[Exercise prompt]: Keep only the lines where "data" appears.

** Start of Exercise input **

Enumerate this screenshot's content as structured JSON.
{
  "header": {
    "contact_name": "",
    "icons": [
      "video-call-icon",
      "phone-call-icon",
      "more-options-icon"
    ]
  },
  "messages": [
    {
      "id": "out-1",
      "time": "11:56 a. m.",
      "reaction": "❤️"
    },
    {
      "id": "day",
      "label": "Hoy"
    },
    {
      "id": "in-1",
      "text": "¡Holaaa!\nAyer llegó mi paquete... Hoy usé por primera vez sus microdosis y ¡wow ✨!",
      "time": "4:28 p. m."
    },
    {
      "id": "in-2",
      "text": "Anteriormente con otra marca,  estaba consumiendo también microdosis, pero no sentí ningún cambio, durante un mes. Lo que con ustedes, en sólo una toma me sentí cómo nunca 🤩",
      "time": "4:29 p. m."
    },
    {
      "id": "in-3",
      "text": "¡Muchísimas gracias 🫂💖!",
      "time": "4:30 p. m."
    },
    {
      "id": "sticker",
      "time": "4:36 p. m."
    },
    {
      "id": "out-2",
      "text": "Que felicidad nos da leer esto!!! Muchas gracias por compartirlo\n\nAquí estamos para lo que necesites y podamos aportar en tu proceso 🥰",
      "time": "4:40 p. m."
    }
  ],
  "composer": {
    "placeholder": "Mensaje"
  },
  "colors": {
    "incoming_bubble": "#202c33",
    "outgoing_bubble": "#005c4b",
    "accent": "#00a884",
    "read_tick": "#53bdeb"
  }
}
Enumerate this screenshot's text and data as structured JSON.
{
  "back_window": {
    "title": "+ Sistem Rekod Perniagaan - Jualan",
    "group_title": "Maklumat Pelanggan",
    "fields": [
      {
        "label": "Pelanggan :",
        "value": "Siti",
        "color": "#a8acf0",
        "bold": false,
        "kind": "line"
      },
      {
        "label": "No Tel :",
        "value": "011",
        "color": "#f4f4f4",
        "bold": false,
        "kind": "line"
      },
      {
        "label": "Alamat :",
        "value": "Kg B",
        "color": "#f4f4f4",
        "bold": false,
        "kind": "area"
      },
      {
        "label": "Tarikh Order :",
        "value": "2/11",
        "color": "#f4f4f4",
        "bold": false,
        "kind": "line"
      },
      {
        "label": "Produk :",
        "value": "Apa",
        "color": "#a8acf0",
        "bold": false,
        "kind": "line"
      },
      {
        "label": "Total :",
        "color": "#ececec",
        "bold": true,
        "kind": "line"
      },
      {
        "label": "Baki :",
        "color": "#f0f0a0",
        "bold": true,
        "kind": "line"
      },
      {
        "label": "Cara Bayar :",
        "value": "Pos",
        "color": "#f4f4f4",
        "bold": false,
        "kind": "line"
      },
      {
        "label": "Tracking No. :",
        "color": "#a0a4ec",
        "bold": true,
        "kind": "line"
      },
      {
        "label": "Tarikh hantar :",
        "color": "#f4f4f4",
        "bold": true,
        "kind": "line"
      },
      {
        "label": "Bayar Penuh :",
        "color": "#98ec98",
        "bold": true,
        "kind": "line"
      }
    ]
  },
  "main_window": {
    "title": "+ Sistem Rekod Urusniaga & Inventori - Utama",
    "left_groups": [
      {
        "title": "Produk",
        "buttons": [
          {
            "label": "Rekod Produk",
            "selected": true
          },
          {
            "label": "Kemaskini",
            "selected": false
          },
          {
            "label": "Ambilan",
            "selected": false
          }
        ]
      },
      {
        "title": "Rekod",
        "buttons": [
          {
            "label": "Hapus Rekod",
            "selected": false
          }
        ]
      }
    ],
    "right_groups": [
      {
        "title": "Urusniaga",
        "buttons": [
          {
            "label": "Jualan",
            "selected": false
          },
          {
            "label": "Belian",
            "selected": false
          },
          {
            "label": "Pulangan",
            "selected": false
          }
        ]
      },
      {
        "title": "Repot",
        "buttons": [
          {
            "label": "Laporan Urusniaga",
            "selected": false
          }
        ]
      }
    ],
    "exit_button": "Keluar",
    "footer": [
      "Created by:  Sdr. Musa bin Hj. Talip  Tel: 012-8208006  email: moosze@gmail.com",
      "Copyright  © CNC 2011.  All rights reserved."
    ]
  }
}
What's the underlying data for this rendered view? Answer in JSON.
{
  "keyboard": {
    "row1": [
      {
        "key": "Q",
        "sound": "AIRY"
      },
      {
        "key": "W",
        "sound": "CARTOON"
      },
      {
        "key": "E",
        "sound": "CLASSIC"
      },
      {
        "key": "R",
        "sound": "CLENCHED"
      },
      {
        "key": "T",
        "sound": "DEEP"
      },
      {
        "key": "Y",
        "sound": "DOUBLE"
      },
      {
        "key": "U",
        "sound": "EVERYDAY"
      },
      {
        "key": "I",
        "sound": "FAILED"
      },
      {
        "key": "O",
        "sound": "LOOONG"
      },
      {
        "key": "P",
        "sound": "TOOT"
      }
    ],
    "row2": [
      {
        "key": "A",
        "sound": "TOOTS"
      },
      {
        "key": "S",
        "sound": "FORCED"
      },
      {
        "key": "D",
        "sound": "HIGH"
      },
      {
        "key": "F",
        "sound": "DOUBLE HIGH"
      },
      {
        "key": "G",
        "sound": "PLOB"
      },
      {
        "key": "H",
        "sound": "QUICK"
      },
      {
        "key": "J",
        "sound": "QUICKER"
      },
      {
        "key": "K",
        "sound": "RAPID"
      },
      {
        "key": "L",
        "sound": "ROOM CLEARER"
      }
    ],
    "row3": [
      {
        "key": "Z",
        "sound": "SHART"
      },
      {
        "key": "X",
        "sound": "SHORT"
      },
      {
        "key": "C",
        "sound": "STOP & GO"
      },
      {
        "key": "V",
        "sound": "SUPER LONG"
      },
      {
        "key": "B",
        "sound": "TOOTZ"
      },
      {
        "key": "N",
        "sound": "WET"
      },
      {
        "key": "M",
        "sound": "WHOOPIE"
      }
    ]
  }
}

** End of Exercise input **

[Task solution]:
Enumerate this screenshot's text and data as structured JSON.
What's the underlying data for this rendered view? Answer in JSON.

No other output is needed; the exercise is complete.